Task to carry out: Tally every line of the material that includes "其他资本性支出", then give the tally and nothing else.
* begin Given information *
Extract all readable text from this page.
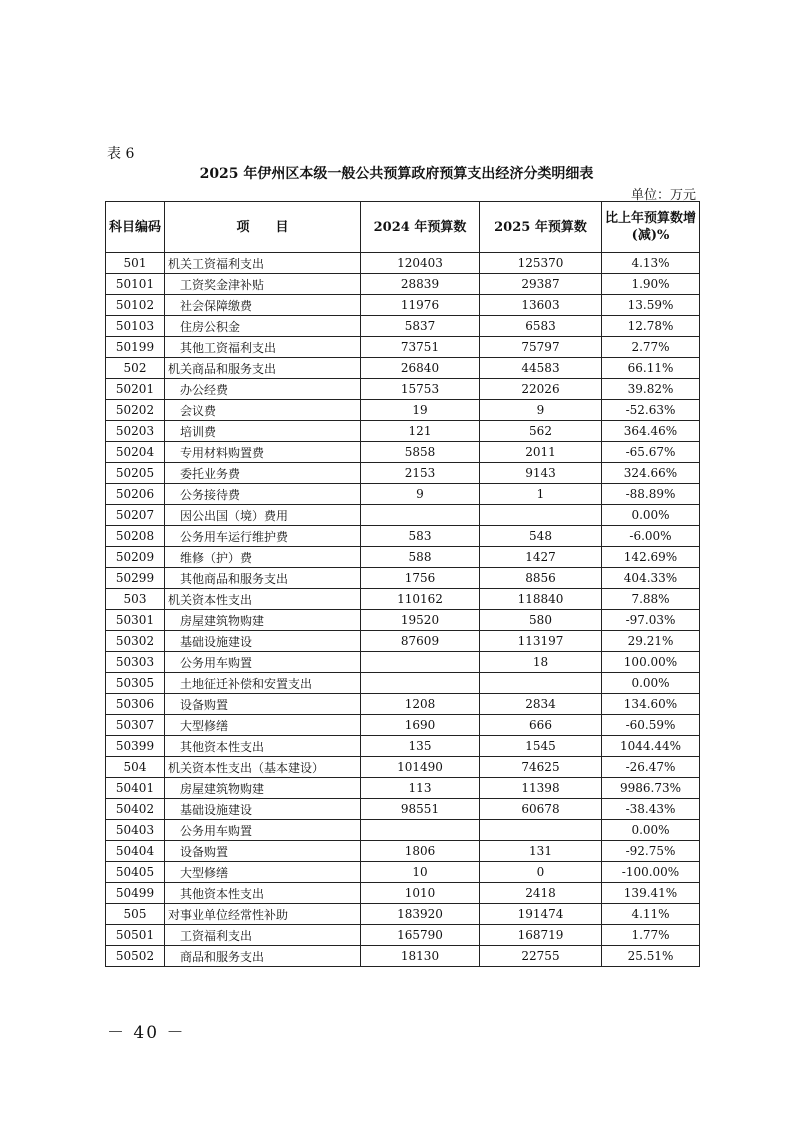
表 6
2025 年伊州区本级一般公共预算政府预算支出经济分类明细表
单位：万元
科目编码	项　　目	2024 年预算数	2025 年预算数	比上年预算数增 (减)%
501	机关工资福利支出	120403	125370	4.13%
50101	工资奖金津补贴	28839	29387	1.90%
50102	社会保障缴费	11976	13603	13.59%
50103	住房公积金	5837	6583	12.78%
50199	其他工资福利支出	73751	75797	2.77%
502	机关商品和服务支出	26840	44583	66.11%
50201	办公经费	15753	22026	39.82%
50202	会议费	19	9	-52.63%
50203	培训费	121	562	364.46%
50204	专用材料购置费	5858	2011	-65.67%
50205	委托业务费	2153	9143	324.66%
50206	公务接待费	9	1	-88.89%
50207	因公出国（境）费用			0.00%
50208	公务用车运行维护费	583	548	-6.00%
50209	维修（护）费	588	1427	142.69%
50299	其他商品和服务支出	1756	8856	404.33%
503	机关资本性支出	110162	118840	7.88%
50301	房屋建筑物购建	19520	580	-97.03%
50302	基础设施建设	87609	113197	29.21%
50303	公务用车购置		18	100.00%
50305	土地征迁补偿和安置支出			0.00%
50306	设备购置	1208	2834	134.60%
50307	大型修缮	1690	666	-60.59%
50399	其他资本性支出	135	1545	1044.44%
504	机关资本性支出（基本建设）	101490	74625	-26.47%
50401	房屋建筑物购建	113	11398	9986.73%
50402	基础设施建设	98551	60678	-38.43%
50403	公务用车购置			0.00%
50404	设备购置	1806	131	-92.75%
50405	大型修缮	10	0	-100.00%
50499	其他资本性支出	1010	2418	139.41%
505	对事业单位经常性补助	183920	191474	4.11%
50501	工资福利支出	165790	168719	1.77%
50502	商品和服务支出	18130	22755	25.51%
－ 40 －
* end Given information *
* begin Given information *
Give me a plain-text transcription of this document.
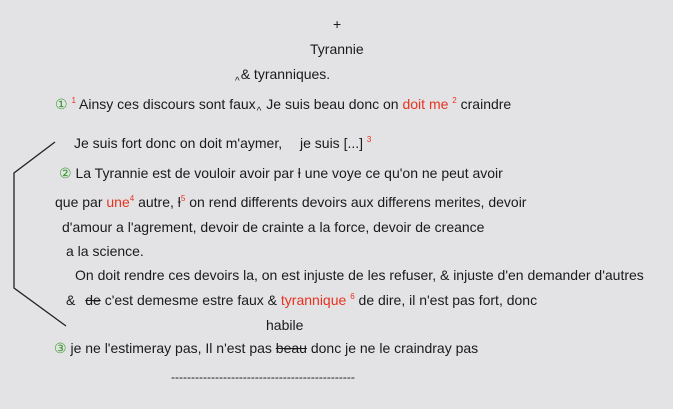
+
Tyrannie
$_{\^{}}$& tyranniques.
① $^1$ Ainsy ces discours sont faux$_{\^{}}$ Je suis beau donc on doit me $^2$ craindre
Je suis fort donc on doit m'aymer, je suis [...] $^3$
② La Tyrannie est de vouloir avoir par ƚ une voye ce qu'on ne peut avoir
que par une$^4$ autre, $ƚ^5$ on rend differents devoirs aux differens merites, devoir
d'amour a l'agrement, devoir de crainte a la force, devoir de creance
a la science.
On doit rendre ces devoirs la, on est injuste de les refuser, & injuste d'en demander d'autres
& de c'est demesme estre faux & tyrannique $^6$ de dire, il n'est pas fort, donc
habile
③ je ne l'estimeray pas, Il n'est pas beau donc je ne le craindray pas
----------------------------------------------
* end Given information *
Response to the task: 2